**Exercise:**
Below are some records. Write out the lines from the one containing "Transcribe this image's" to the last line, word for word, leaving out pictures.

━━━━━ Available data ━━━━━

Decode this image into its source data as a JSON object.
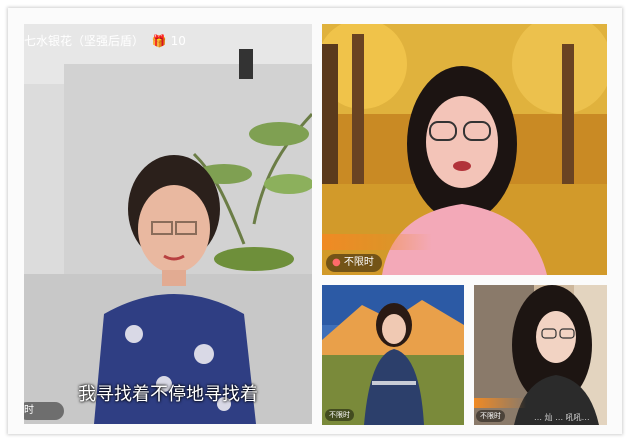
{
  "tiles": {
    "main": {
      "header_text": "七水银花（坚强后盾）",
      "gift_icon": "gift-icon",
      "gift_count": "10",
      "subtitle": "我寻找着不停地寻找着",
      "badge_text": "时"
    },
    "top_right": {
      "badge_text": "不限时"
    },
    "bottom_left": {
      "badge_text": "不限时"
    },
    "bottom_right": {
      "badge_text": "不限时",
      "watermark": "… 灿 …  吼吼…"
    }
  },
  "colors": {
    "accent_orange": "#f08a24",
    "subtitle_text": "#ffffff"
  }
}
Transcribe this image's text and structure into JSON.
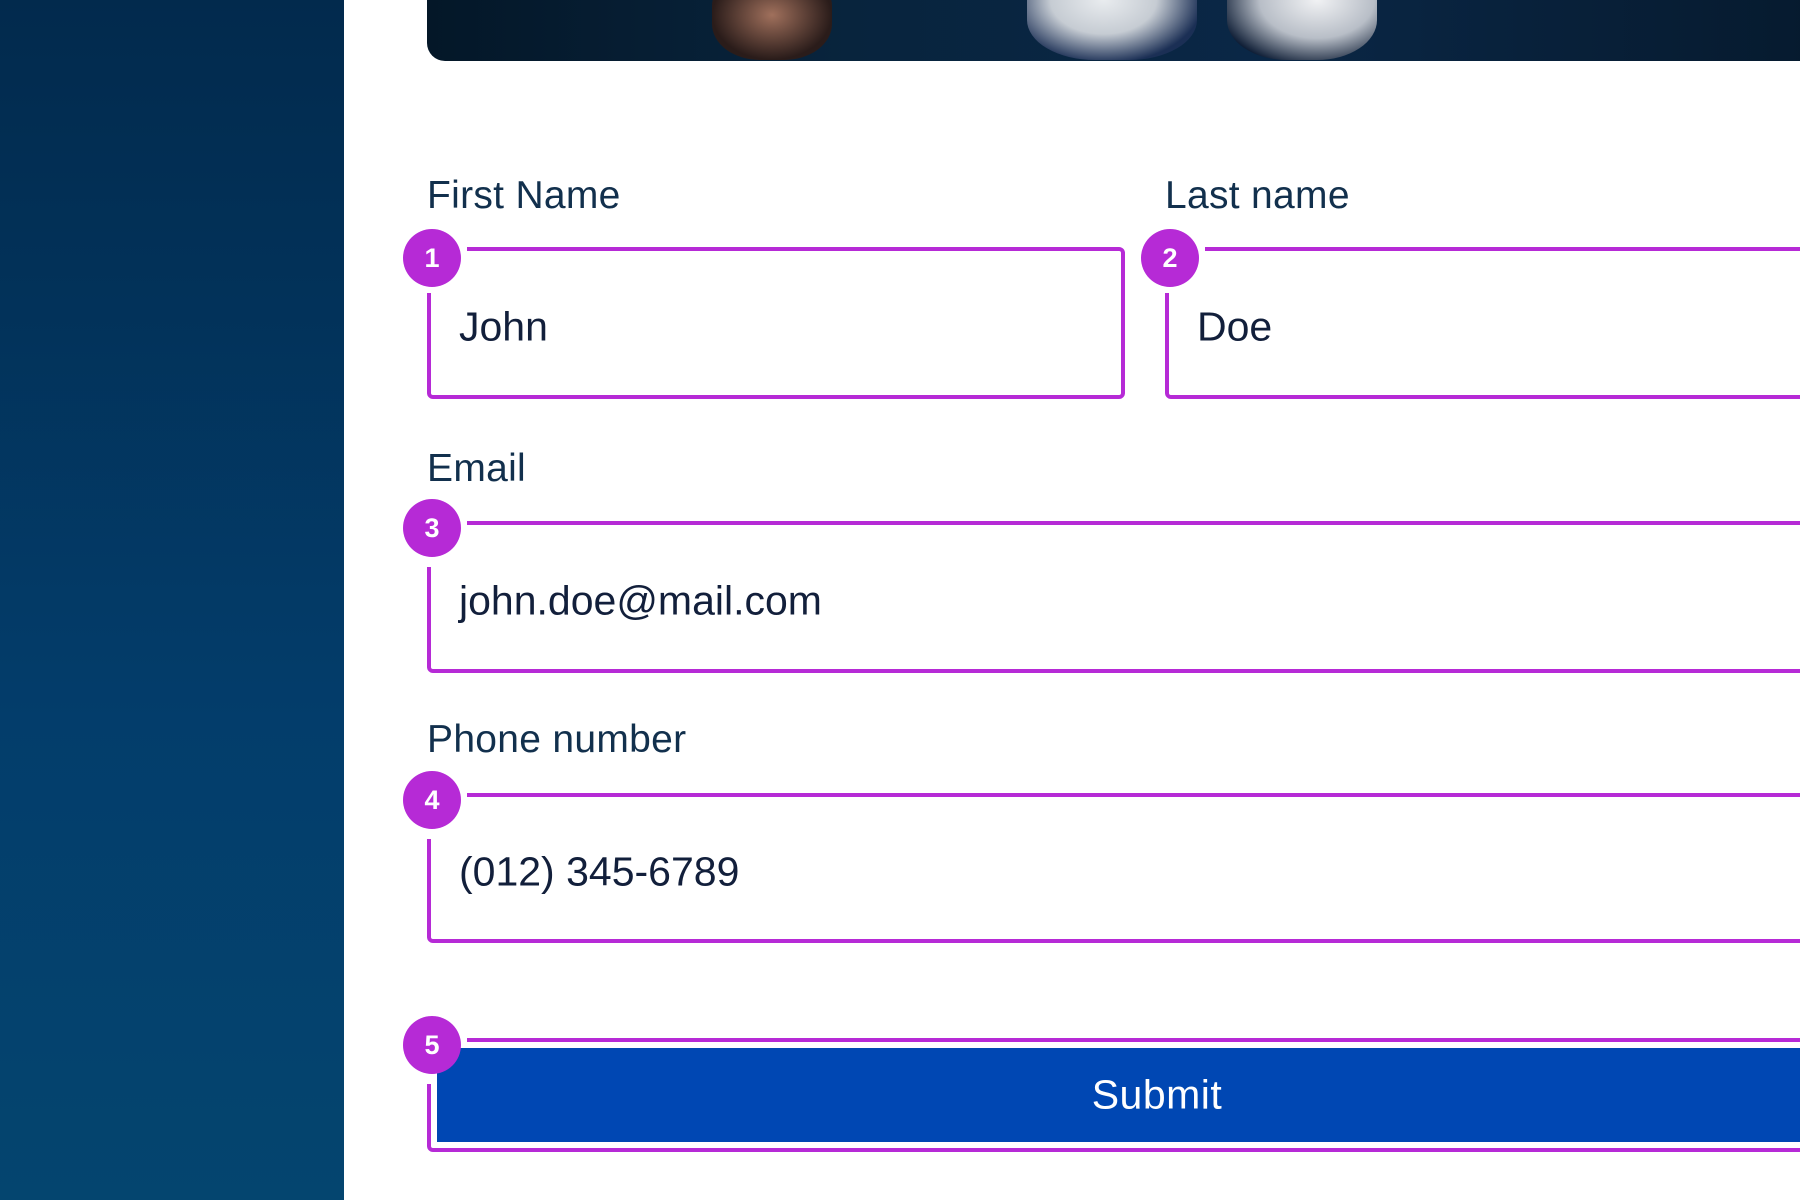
{
  "form": {
    "first_name": {
      "label": "First Name",
      "value": "John",
      "badge": "1"
    },
    "last_name": {
      "label": "Last name",
      "value": "Doe",
      "badge": "2"
    },
    "email": {
      "label": "Email",
      "value": "john.doe@mail.com",
      "badge": "3"
    },
    "phone": {
      "label": "Phone number",
      "value": "(012) 345-6789",
      "badge": "4"
    },
    "submit": {
      "label": "Submit",
      "badge": "5"
    }
  },
  "colors": {
    "sidebar": "#033d6b",
    "highlight": "#b62ad6",
    "button": "#0047b3",
    "label_text": "#12304d"
  }
}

━━━━━

**Complete output:**
Transcribe this image's text and structure into JSON.
{
  "form": {
    "first_name": {
      "label": "First Name",
      "value": "John",
      "badge": "1"
    },
    "last_name": {
      "label": "Last name",
      "value": "Doe",
      "badge": "2"
    },
    "email": {
      "label": "Email",
      "value": "john.doe@mail.com",
      "badge": "3"
    },
    "phone": {
      "label": "Phone number",
      "value": "(012) 345-6789",
      "badge": "4"
    },
    "submit": {
      "label": "Submit",
      "badge": "5"
    }
  },
  "colors": {
    "sidebar": "#033d6b",
    "highlight": "#b62ad6",
    "button": "#0047b3",
    "label_text": "#12304d"
  }
}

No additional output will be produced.